— START OF INPUT RECORDS —
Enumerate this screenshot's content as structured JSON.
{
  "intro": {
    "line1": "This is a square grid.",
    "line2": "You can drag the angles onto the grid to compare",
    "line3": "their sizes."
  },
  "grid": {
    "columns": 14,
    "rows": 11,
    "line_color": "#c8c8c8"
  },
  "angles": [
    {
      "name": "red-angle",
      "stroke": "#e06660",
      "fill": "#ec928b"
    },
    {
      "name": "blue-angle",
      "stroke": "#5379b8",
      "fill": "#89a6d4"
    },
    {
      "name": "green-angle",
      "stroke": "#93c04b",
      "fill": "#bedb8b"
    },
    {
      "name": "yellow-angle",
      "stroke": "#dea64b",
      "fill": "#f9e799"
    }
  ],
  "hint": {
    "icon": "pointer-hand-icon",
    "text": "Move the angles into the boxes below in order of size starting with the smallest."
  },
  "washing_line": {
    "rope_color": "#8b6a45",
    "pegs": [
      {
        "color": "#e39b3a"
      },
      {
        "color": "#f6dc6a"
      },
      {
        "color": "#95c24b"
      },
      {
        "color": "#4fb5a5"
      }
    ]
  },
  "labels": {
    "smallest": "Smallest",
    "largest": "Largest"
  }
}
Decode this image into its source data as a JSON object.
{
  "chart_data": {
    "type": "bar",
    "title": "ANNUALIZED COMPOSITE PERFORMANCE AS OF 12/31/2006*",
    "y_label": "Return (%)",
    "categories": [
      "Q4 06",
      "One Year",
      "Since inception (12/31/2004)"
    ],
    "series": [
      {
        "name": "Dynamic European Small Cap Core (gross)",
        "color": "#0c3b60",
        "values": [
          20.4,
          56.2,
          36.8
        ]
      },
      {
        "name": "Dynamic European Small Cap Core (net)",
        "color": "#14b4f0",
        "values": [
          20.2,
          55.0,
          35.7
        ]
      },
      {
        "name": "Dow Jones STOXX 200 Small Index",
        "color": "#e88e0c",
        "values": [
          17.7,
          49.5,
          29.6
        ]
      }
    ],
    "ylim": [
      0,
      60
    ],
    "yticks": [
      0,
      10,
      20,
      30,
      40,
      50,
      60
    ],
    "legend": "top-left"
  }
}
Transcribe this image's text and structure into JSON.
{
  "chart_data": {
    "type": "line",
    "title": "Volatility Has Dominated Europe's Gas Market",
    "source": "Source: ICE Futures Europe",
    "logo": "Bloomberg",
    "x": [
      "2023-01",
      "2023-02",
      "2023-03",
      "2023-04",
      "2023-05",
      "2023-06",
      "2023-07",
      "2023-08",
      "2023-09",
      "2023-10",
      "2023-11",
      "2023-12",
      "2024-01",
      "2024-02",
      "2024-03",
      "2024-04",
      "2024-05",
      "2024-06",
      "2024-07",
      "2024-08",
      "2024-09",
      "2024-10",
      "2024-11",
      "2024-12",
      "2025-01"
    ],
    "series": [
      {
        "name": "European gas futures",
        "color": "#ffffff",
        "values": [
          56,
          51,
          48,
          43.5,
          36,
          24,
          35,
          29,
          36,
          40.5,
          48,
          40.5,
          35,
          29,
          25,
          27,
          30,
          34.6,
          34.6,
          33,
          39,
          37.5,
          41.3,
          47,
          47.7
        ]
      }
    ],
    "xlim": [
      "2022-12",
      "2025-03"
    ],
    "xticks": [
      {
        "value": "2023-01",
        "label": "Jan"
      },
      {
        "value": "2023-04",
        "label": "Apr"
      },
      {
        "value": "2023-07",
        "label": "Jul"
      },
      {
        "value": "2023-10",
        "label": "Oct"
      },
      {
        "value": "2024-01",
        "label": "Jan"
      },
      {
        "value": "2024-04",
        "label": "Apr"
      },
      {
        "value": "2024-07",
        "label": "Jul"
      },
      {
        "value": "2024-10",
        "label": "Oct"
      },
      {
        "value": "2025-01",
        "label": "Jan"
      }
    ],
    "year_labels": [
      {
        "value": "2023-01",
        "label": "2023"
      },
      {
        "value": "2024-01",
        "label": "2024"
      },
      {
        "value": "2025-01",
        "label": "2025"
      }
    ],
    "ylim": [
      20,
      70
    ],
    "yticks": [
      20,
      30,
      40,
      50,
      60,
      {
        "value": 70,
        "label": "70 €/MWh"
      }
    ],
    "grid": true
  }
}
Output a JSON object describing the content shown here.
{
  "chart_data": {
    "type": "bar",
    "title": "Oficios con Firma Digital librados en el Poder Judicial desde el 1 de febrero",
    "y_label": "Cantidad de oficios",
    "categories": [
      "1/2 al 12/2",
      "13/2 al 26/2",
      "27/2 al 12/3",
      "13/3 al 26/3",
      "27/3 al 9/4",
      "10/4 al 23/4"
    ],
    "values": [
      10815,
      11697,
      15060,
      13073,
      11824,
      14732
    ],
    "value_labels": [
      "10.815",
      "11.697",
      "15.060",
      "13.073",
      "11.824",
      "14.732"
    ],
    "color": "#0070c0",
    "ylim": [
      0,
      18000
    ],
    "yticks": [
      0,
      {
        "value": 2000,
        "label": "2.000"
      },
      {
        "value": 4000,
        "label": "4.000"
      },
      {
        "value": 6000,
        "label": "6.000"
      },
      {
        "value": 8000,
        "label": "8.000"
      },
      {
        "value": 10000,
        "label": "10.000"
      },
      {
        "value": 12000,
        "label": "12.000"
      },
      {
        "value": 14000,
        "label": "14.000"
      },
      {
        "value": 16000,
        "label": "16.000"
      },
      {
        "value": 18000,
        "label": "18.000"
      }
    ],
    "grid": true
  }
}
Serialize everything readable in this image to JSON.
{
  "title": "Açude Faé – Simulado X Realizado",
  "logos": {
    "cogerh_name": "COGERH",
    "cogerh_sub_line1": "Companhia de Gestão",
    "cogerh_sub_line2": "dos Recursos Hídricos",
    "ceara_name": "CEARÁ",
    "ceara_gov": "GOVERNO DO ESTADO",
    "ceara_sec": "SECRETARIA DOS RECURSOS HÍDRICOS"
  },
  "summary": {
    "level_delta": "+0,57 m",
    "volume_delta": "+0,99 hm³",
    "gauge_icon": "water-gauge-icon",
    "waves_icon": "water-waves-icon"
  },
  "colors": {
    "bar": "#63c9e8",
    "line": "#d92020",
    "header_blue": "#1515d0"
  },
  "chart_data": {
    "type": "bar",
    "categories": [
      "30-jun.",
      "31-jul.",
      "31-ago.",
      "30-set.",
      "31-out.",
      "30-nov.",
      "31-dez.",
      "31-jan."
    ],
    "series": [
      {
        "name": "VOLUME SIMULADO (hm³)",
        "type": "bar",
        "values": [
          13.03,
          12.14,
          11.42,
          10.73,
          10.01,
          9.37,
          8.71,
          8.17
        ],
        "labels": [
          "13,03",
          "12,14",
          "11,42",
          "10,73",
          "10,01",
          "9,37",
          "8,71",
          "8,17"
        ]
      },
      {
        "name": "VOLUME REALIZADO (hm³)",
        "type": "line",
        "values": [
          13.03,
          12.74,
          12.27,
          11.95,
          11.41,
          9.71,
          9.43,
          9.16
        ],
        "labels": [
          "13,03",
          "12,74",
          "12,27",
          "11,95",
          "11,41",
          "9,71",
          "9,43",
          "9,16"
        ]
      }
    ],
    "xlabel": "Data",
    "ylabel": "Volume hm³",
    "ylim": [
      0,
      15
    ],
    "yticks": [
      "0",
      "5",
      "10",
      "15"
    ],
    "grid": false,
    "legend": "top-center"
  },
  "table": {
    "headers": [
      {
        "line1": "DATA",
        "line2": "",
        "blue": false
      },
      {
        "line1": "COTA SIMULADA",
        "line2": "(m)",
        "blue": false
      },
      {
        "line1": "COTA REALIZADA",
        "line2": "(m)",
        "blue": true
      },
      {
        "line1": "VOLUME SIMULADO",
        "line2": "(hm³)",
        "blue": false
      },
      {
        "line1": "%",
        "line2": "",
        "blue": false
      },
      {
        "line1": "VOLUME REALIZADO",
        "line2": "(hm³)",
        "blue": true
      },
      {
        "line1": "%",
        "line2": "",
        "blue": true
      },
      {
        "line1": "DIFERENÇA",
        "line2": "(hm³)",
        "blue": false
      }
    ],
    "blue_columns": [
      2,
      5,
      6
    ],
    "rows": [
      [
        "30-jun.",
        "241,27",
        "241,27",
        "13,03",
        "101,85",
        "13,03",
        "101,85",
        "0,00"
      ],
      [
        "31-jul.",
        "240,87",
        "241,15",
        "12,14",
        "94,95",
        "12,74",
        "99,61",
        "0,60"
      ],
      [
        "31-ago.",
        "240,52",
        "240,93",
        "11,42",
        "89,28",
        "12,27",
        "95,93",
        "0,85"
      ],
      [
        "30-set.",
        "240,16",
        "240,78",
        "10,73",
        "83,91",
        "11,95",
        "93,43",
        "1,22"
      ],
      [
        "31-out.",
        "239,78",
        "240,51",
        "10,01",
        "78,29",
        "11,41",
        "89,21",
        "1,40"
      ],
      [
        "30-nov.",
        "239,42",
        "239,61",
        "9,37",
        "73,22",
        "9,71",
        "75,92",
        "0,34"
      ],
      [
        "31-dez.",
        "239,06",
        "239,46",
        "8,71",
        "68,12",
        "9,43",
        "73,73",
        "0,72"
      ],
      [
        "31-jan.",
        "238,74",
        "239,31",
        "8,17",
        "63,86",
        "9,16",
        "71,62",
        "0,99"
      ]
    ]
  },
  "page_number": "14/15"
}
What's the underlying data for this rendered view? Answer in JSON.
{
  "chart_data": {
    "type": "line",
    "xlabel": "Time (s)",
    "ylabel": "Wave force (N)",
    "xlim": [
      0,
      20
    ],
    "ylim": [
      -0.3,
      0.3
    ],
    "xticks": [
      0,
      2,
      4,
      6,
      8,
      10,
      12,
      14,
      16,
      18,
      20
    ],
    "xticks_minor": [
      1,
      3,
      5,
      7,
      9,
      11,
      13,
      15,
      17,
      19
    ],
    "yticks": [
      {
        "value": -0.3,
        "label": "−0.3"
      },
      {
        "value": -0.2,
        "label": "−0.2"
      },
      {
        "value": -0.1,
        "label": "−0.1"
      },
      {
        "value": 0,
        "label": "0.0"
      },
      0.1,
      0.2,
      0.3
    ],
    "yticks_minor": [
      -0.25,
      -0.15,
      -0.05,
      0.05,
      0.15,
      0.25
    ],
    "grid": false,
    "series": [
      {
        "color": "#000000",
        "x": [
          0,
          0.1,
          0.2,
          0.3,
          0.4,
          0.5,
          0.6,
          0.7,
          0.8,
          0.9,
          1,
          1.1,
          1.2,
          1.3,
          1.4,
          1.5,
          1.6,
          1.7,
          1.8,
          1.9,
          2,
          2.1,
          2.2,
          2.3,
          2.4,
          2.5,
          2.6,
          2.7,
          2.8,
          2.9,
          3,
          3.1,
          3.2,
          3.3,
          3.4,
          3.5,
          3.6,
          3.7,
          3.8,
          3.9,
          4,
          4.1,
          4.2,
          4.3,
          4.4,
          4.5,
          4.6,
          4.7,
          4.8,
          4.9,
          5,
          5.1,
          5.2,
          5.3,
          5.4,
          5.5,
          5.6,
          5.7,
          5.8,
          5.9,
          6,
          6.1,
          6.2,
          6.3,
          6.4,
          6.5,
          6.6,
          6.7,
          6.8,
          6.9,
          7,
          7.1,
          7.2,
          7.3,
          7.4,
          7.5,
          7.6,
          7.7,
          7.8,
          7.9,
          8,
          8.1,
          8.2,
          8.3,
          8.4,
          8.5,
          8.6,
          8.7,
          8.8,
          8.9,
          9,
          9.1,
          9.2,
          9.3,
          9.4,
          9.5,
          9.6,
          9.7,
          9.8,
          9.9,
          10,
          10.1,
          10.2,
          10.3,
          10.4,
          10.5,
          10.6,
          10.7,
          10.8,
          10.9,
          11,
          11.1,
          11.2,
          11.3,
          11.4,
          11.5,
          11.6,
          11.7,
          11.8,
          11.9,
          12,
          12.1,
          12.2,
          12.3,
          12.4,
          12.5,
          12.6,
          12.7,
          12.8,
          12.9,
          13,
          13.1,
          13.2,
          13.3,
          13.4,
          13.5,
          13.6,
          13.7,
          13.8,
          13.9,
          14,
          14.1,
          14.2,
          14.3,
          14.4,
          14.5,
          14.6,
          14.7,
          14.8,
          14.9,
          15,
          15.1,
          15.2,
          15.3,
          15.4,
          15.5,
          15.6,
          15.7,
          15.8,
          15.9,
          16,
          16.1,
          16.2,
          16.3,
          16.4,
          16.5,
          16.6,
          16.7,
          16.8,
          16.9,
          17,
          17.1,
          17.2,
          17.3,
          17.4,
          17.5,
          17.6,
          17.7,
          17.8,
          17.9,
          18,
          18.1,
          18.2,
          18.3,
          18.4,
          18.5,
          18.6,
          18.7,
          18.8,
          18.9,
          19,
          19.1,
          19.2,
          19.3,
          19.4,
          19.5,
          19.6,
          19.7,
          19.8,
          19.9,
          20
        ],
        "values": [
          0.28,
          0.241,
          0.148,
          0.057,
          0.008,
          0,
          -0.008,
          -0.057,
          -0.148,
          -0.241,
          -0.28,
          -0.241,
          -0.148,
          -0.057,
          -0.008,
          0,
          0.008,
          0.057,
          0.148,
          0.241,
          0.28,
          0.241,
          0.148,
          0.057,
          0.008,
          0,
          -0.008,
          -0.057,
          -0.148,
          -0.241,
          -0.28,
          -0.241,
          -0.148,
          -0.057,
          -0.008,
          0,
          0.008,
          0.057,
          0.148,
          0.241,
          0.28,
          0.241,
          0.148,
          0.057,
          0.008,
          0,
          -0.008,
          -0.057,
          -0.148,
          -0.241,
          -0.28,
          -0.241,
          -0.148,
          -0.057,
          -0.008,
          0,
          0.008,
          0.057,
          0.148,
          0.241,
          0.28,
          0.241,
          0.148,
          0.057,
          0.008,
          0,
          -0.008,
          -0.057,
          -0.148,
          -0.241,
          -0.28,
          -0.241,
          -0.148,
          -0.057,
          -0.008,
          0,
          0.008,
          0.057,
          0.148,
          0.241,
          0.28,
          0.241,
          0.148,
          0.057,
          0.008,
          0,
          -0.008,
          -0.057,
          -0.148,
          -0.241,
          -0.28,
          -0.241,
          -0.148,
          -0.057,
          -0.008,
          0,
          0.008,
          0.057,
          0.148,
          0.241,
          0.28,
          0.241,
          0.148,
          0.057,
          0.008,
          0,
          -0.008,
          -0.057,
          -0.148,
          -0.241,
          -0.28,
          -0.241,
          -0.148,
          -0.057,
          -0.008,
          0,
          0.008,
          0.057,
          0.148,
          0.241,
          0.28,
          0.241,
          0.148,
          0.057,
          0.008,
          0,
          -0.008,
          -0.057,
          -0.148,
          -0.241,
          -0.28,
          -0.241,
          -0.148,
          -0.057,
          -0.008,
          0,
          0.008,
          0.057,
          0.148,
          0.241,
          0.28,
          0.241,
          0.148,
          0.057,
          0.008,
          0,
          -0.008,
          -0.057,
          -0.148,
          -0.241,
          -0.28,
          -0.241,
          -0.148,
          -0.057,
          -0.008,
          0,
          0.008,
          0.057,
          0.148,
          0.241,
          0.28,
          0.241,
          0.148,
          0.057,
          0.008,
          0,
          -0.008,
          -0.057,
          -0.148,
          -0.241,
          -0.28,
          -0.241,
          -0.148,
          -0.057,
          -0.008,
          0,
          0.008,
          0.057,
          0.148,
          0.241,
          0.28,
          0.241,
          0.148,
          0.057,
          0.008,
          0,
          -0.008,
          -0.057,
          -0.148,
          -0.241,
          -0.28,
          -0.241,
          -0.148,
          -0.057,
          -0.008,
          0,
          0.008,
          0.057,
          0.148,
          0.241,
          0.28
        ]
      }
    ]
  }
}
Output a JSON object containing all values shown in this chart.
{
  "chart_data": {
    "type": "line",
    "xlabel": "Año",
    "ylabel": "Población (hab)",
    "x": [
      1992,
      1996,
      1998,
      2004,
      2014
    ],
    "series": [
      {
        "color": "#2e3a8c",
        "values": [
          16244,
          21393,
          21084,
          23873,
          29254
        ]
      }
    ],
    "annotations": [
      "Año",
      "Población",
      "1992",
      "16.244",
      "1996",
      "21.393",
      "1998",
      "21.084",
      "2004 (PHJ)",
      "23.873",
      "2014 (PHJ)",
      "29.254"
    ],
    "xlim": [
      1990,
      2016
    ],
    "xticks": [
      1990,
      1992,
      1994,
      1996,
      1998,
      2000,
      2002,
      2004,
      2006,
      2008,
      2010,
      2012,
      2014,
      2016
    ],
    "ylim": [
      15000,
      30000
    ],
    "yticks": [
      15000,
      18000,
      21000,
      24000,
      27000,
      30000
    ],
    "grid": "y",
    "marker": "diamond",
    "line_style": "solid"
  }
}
— END OF INPUT RECORDS —
_WRITTEN TASK_:
Using the records above, list each line that includes "smallest".

_THE RESULT_:
    "text": "Move the angles into the boxes below in order of size starting with the smallest."
    "smallest": "Smallest",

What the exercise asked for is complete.